Written task: Make an exact transcription of the material, leaving out all images.

----------

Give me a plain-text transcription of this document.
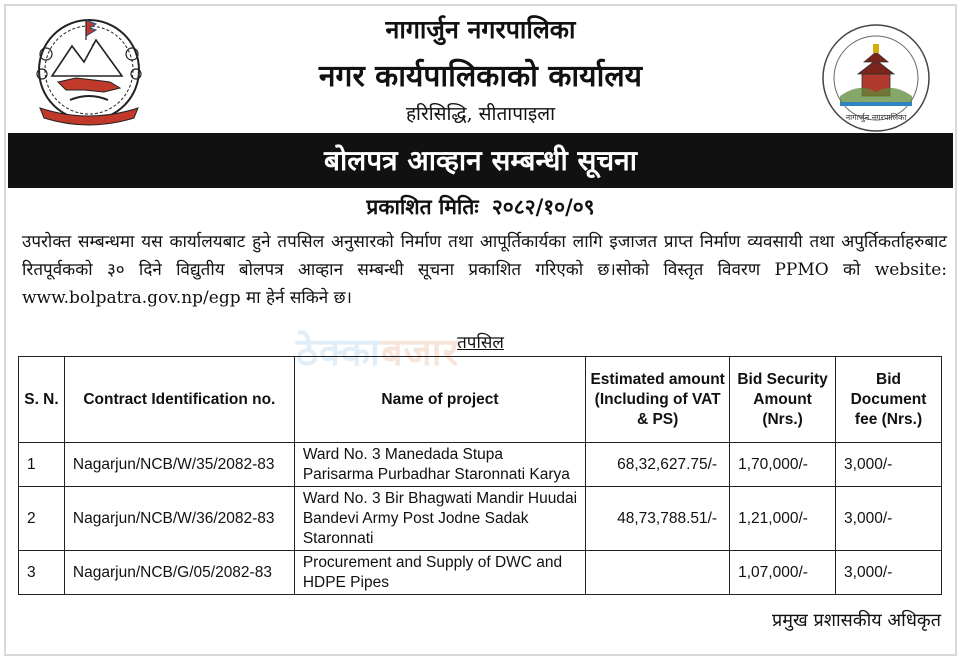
नागार्जुन नगरपालिका
नागार्जुन नगरपालिका
नगर कार्यपालिकाको कार्यालय
हरिसिद्धि, सीतापाइला
बोलपत्र आव्हान सम्बन्धी सूचना
प्रकाशित मितिः २०८२/१०/०९
उपरोक्त सम्बन्धमा यस कार्यालयबाट हुने तपसिल अनुसारको निर्माण तथा आपूर्तिकार्यका लागि इजाजत प्राप्त निर्माण व्यवसायी तथा अपुर्तिकर्ताहरुबाट रितपूर्वकको ३० दिने विद्युतीय बोलपत्र आव्हान सम्बन्धी सूचना प्रकाशित गरिएको छ।सोको विस्तृत विवरण PPMO को website: www.bolpatra.gov.np/egp मा हेर्न सकिने छ।
ठेक्काबजार
तपसिल
S. N.	Contract Identification no.	Name of project	Estimated amount (Including of VAT & PS)	Bid Security Amount (Nrs.)	Bid Document fee (Nrs.)
1	Nagarjun/NCB/W/35/2082-83	Ward No. 3 Manedada Stupa Parisarma Purbadhar Staronnati Karya	68,32,627.75/-	1,70,000/-	3,000/-
2	Nagarjun/NCB/W/36/2082-83	Ward No. 3 Bir Bhagwati Mandir Huudai Bandevi Army Post Jodne Sadak Staronnati	48,73,788.51/-	1,21,000/-	3,000/-
3	Nagarjun/NCB/G/05/2082-83	Procurement and Supply of DWC and HDPE Pipes		1,07,000/-	3,000/-
प्रमुख प्रशासकीय अधिकृत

----------

Task solution:
Give me a plain-text transcription of this document.
नागार्जुन नगरपालिका
नागार्जुन नगरपालिका
नगर कार्यपालिकाको कार्यालय
हरिसिद्धि, सीतापाइला
बोलपत्र आव्हान सम्बन्धी सूचना
प्रकाशित मितिः २०८२/१०/०९
उपरोक्त सम्बन्धमा यस कार्यालयबाट हुने तपसिल अनुसारको निर्माण तथा आपूर्तिकार्यका लागि इजाजत प्राप्त निर्माण व्यवसायी तथा अपुर्तिकर्ताहरुबाट रितपूर्वकको ३० दिने विद्युतीय बोलपत्र आव्हान सम्बन्धी सूचना प्रकाशित गरिएको छ।सोको विस्तृत विवरण PPMO को website: www.bolpatra.gov.np/egp मा हेर्न सकिने छ।
ठेक्काबजार
तपसिल
S. N.	Contract Identification no.	Name of project	Estimated amount (Including of VAT & PS)	Bid Security Amount (Nrs.)	Bid Document fee (Nrs.)
1	Nagarjun/NCB/W/35/2082-83	Ward No. 3 Manedada Stupa Parisarma Purbadhar Staronnati Karya	68,32,627.75/-	1,70,000/-	3,000/-
2	Nagarjun/NCB/W/36/2082-83	Ward No. 3 Bir Bhagwati Mandir Huudai Bandevi Army Post Jodne Sadak Staronnati	48,73,788.51/-	1,21,000/-	3,000/-
3	Nagarjun/NCB/G/05/2082-83	Procurement and Supply of DWC and HDPE Pipes		1,07,000/-	3,000/-
प्रमुख प्रशासकीय अधिकृत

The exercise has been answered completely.